**Exercise aim**
Edit the records by replacing every "elements" with "items" and keeping everything else unchanged. Leave the pictures out of your version.

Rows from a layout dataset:
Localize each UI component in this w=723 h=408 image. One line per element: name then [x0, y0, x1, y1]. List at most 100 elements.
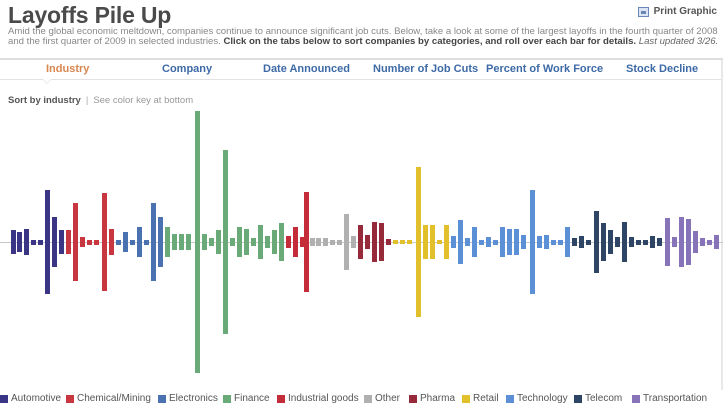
company-bar-other[interactable]	[344, 214, 349, 270]
company-bar-technology[interactable]	[500, 227, 505, 257]
company-bar-finance[interactable]	[279, 223, 284, 261]
company-bar-transportation[interactable]	[686, 219, 691, 265]
company-bar-finance[interactable]	[165, 227, 170, 257]
company-bar-automotive[interactable]	[45, 190, 50, 294]
company-bar-telecom[interactable]	[601, 223, 606, 261]
company-bar-retail[interactable]	[423, 225, 428, 259]
company-bar-chemical-mining[interactable]	[87, 239, 92, 245]
company-bar-finance[interactable]	[195, 111, 200, 373]
company-bar-finance[interactable]	[209, 238, 214, 246]
company-bar-retail[interactable]	[437, 240, 442, 244]
company-bar-chemical-mining[interactable]	[73, 203, 78, 281]
company-bar-transportation[interactable]	[672, 237, 677, 247]
company-bar-telecom[interactable]	[608, 230, 613, 254]
company-bar-pharma[interactable]	[365, 235, 370, 249]
company-bar-electronics[interactable]	[137, 227, 142, 257]
company-bar-telecom[interactable]	[643, 239, 648, 245]
company-bar-electronics[interactable]	[158, 217, 163, 267]
company-bar-pharma[interactable]	[386, 239, 391, 245]
company-bar-other[interactable]	[330, 239, 335, 245]
company-bar-technology[interactable]	[558, 239, 563, 245]
company-bar-other[interactable]	[316, 238, 321, 246]
company-bar-telecom[interactable]	[572, 238, 577, 246]
company-bar-electronics[interactable]	[116, 239, 121, 245]
tab-company[interactable]: Company	[162, 63, 213, 75]
company-bar-other[interactable]	[310, 238, 315, 246]
company-bar-telecom[interactable]	[650, 236, 655, 248]
company-bar-finance[interactable]	[265, 236, 270, 248]
tab-number-of-job-cuts[interactable]: Number of Job Cuts	[373, 63, 479, 75]
company-bar-finance[interactable]	[258, 225, 263, 259]
company-bar-transportation[interactable]	[714, 235, 719, 249]
company-bar-technology[interactable]	[486, 237, 491, 247]
company-bar-telecom[interactable]	[579, 236, 584, 248]
company-bar-finance[interactable]	[230, 238, 235, 246]
company-bar-chemical-mining[interactable]	[80, 237, 85, 247]
company-bar-telecom[interactable]	[586, 239, 591, 245]
company-bar-other[interactable]	[351, 236, 356, 248]
company-bar-electronics[interactable]	[151, 203, 156, 281]
company-bar-transportation[interactable]	[700, 238, 705, 246]
company-bar-retail[interactable]	[430, 225, 435, 259]
company-bar-finance[interactable]	[251, 238, 256, 246]
company-bar-telecom[interactable]	[615, 237, 620, 247]
print-graphic-button[interactable]: Print Graphic	[637, 6, 717, 17]
company-bar-electronics[interactable]	[123, 232, 128, 252]
company-bar-other[interactable]	[337, 239, 342, 245]
company-bar-transportation[interactable]	[693, 231, 698, 253]
tab-date-announced[interactable]: Date Announced	[263, 63, 350, 75]
company-bar-finance[interactable]	[223, 150, 228, 334]
company-bar-technology[interactable]	[521, 235, 526, 249]
company-bar-transportation[interactable]	[707, 239, 712, 245]
company-bar-technology[interactable]	[458, 220, 463, 264]
company-bar-transportation[interactable]	[679, 217, 684, 267]
company-bar-retail[interactable]	[407, 240, 412, 244]
company-bar-automotive[interactable]	[11, 230, 16, 254]
company-bar-chemical-mining[interactable]	[66, 230, 71, 254]
company-bar-retail[interactable]	[400, 240, 405, 244]
company-bar-technology[interactable]	[514, 229, 519, 255]
company-bar-telecom[interactable]	[594, 211, 599, 273]
company-bar-pharma[interactable]	[379, 223, 384, 261]
company-bar-automotive[interactable]	[52, 217, 57, 267]
tab-industry[interactable]: Industry	[46, 63, 90, 75]
company-bar-finance[interactable]	[179, 234, 184, 250]
company-bar-automotive[interactable]	[24, 229, 29, 255]
company-bar-telecom[interactable]	[622, 222, 627, 262]
company-bar-finance[interactable]	[172, 234, 177, 250]
company-bar-finance[interactable]	[216, 230, 221, 254]
company-bar-technology[interactable]	[451, 236, 456, 248]
company-bar-technology[interactable]	[472, 227, 477, 257]
company-bar-transportation[interactable]	[665, 218, 670, 266]
company-bar-automotive[interactable]	[31, 239, 36, 245]
company-bar-automotive[interactable]	[17, 232, 22, 252]
company-bar-industrial-goods[interactable]	[286, 236, 291, 248]
company-bar-technology[interactable]	[544, 235, 549, 249]
company-bar-retail[interactable]	[416, 167, 421, 317]
company-bar-retail[interactable]	[444, 225, 449, 259]
company-bar-finance[interactable]	[237, 227, 242, 257]
company-bar-finance[interactable]	[186, 234, 191, 250]
company-bar-automotive[interactable]	[38, 239, 43, 245]
company-bar-technology[interactable]	[507, 229, 512, 255]
company-bar-finance[interactable]	[202, 234, 207, 250]
company-bar-pharma[interactable]	[372, 222, 377, 262]
company-bar-other[interactable]	[323, 238, 328, 246]
company-bar-chemical-mining[interactable]	[109, 229, 114, 255]
company-bar-chemical-mining[interactable]	[94, 239, 99, 245]
company-bar-technology[interactable]	[551, 239, 556, 245]
company-bar-electronics[interactable]	[144, 239, 149, 245]
company-bar-technology[interactable]	[493, 239, 498, 245]
company-bar-technology[interactable]	[530, 190, 535, 294]
company-bar-chemical-mining[interactable]	[102, 193, 107, 291]
company-bar-telecom[interactable]	[629, 237, 634, 247]
company-bar-telecom[interactable]	[636, 239, 641, 245]
company-bar-finance[interactable]	[272, 230, 277, 254]
company-bar-retail[interactable]	[393, 240, 398, 244]
company-bar-pharma[interactable]	[358, 225, 363, 259]
company-bar-finance[interactable]	[244, 229, 249, 255]
company-bar-technology[interactable]	[565, 227, 570, 257]
company-bar-automotive[interactable]	[59, 230, 64, 254]
company-bar-technology[interactable]	[479, 239, 484, 245]
company-bar-industrial-goods[interactable]	[293, 227, 298, 257]
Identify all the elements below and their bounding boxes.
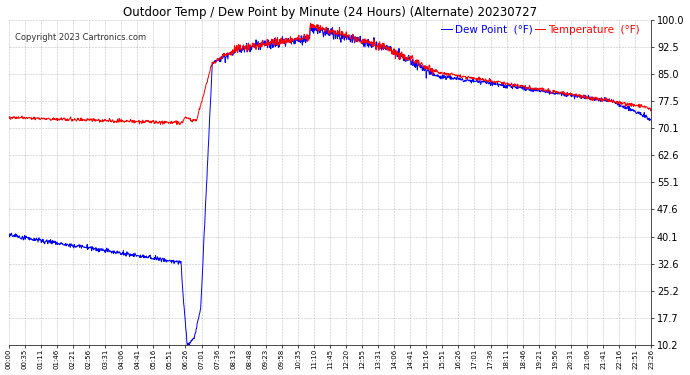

**Output of the task**
Localize each UI component in this w=723 h=408 image. One line per element: name then [x0, y0, x1, y1]. List at most 100 items.
company-bar-other[interactable]	[344, 214, 349, 270]
company-bar-technology[interactable]	[500, 227, 505, 257]
company-bar-finance[interactable]	[279, 223, 284, 261]
company-bar-transportation[interactable]	[686, 219, 691, 265]
company-bar-finance[interactable]	[165, 227, 170, 257]
company-bar-automotive[interactable]	[45, 190, 50, 294]
company-bar-telecom[interactable]	[601, 223, 606, 261]
company-bar-retail[interactable]	[423, 225, 428, 259]
company-bar-chemical-mining[interactable]	[87, 239, 92, 245]
company-bar-finance[interactable]	[195, 111, 200, 373]
company-bar-finance[interactable]	[209, 238, 214, 246]
company-bar-retail[interactable]	[437, 240, 442, 244]
company-bar-chemical-mining[interactable]	[73, 203, 78, 281]
company-bar-transportation[interactable]	[672, 237, 677, 247]
company-bar-telecom[interactable]	[608, 230, 613, 254]
company-bar-pharma[interactable]	[365, 235, 370, 249]
company-bar-electronics[interactable]	[137, 227, 142, 257]
company-bar-telecom[interactable]	[643, 239, 648, 245]
company-bar-electronics[interactable]	[158, 217, 163, 267]
company-bar-pharma[interactable]	[386, 239, 391, 245]
company-bar-other[interactable]	[330, 239, 335, 245]
company-bar-technology[interactable]	[558, 239, 563, 245]
company-bar-other[interactable]	[316, 238, 321, 246]
company-bar-telecom[interactable]	[572, 238, 577, 246]
company-bar-electronics[interactable]	[116, 239, 121, 245]
tab-company[interactable]: Company	[162, 63, 213, 75]
company-bar-other[interactable]	[310, 238, 315, 246]
company-bar-telecom[interactable]	[650, 236, 655, 248]
company-bar-finance[interactable]	[265, 236, 270, 248]
tab-number-of-job-cuts[interactable]: Number of Job Cuts	[373, 63, 479, 75]
company-bar-finance[interactable]	[258, 225, 263, 259]
company-bar-transportation[interactable]	[714, 235, 719, 249]
company-bar-technology[interactable]	[486, 237, 491, 247]
company-bar-telecom[interactable]	[579, 236, 584, 248]
company-bar-finance[interactable]	[230, 238, 235, 246]
company-bar-chemical-mining[interactable]	[80, 237, 85, 247]
company-bar-telecom[interactable]	[586, 239, 591, 245]
company-bar-other[interactable]	[351, 236, 356, 248]
company-bar-electronics[interactable]	[151, 203, 156, 281]
company-bar-transportation[interactable]	[700, 238, 705, 246]
company-bar-retail[interactable]	[430, 225, 435, 259]
company-bar-finance[interactable]	[251, 238, 256, 246]
company-bar-telecom[interactable]	[615, 237, 620, 247]
print-graphic-button[interactable]: Print Graphic	[637, 6, 717, 17]
company-bar-electronics[interactable]	[123, 232, 128, 252]
company-bar-other[interactable]	[337, 239, 342, 245]
company-bar-transportation[interactable]	[693, 231, 698, 253]
tab-date-announced[interactable]: Date Announced	[263, 63, 350, 75]
company-bar-finance[interactable]	[223, 150, 228, 334]
company-bar-technology[interactable]	[521, 235, 526, 249]
company-bar-transportation[interactable]	[707, 239, 712, 245]
company-bar-technology[interactable]	[458, 220, 463, 264]
company-bar-transportation[interactable]	[679, 217, 684, 267]
company-bar-retail[interactable]	[407, 240, 412, 244]
company-bar-automotive[interactable]	[11, 230, 16, 254]
company-bar-chemical-mining[interactable]	[66, 230, 71, 254]
company-bar-retail[interactable]	[400, 240, 405, 244]
company-bar-technology[interactable]	[514, 229, 519, 255]
company-bar-telecom[interactable]	[594, 211, 599, 273]
company-bar-pharma[interactable]	[379, 223, 384, 261]
company-bar-automotive[interactable]	[52, 217, 57, 267]
tab-industry[interactable]: Industry	[46, 63, 90, 75]
company-bar-finance[interactable]	[179, 234, 184, 250]
company-bar-automotive[interactable]	[24, 229, 29, 255]
company-bar-telecom[interactable]	[622, 222, 627, 262]
company-bar-finance[interactable]	[172, 234, 177, 250]
company-bar-finance[interactable]	[216, 230, 221, 254]
company-bar-technology[interactable]	[451, 236, 456, 248]
company-bar-technology[interactable]	[472, 227, 477, 257]
company-bar-transportation[interactable]	[665, 218, 670, 266]
company-bar-automotive[interactable]	[31, 239, 36, 245]
company-bar-automotive[interactable]	[17, 232, 22, 252]
company-bar-industrial-goods[interactable]	[286, 236, 291, 248]
company-bar-technology[interactable]	[544, 235, 549, 249]
company-bar-retail[interactable]	[416, 167, 421, 317]
company-bar-retail[interactable]	[444, 225, 449, 259]
company-bar-finance[interactable]	[237, 227, 242, 257]
company-bar-finance[interactable]	[186, 234, 191, 250]
company-bar-automotive[interactable]	[38, 239, 43, 245]
company-bar-technology[interactable]	[507, 229, 512, 255]
company-bar-finance[interactable]	[202, 234, 207, 250]
company-bar-pharma[interactable]	[372, 222, 377, 262]
company-bar-other[interactable]	[323, 238, 328, 246]
company-bar-chemical-mining[interactable]	[109, 229, 114, 255]
company-bar-chemical-mining[interactable]	[94, 239, 99, 245]
company-bar-technology[interactable]	[551, 239, 556, 245]
company-bar-electronics[interactable]	[144, 239, 149, 245]
company-bar-technology[interactable]	[493, 239, 498, 245]
company-bar-technology[interactable]	[530, 190, 535, 294]
company-bar-chemical-mining[interactable]	[102, 193, 107, 291]
company-bar-telecom[interactable]	[629, 237, 634, 247]
company-bar-telecom[interactable]	[636, 239, 641, 245]
company-bar-finance[interactable]	[272, 230, 277, 254]
company-bar-retail[interactable]	[393, 240, 398, 244]
company-bar-pharma[interactable]	[358, 225, 363, 259]
company-bar-finance[interactable]	[244, 229, 249, 255]
company-bar-technology[interactable]	[565, 227, 570, 257]
company-bar-automotive[interactable]	[59, 230, 64, 254]
company-bar-technology[interactable]	[479, 239, 484, 245]
company-bar-industrial-goods[interactable]	[293, 227, 298, 257]
Identify all the items below and their bounding boxes.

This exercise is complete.